**GIVEN TASK**
From the entries below, gather each line containing the word "JSON".

**DATASET EXCERPTS**
★ ★ ★

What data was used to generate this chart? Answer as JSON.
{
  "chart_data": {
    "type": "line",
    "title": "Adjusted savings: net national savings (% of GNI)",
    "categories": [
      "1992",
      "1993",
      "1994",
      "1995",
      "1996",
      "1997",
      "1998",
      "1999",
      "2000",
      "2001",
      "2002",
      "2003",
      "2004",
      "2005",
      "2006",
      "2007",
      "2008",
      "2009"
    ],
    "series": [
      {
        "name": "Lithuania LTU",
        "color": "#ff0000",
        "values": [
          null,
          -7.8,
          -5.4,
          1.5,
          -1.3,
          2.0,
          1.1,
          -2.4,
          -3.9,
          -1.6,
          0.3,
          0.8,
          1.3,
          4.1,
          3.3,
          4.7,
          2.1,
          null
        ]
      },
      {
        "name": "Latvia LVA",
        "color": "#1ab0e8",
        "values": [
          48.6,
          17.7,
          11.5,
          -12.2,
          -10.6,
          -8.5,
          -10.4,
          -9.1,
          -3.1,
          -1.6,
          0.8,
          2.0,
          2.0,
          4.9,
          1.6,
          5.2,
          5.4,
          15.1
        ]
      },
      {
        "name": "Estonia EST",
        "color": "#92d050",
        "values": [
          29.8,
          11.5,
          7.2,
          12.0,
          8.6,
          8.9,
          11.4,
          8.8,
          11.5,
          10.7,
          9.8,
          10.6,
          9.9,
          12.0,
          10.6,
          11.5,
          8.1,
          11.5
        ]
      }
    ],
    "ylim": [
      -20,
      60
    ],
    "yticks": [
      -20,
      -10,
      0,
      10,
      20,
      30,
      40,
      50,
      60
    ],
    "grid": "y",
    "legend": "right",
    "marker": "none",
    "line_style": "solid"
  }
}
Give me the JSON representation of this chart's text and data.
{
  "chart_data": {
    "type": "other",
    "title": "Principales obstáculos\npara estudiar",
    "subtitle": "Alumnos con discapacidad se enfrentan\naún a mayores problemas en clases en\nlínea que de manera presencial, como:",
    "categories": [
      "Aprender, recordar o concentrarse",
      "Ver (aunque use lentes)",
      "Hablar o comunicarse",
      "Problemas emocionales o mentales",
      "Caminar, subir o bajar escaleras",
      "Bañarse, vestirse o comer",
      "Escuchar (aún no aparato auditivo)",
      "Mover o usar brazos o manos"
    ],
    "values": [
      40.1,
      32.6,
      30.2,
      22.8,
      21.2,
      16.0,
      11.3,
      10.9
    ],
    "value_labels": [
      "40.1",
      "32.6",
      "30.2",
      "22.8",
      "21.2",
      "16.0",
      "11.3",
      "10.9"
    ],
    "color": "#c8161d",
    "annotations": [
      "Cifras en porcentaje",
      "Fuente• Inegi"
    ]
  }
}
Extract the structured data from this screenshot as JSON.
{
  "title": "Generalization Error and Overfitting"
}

★ ★ ★

**CORRECT RESULT**
What data was used to generate this chart? Answer as JSON.
Give me the JSON representation of this chart's text and data.
Extract the structured data from this screenshot as JSON.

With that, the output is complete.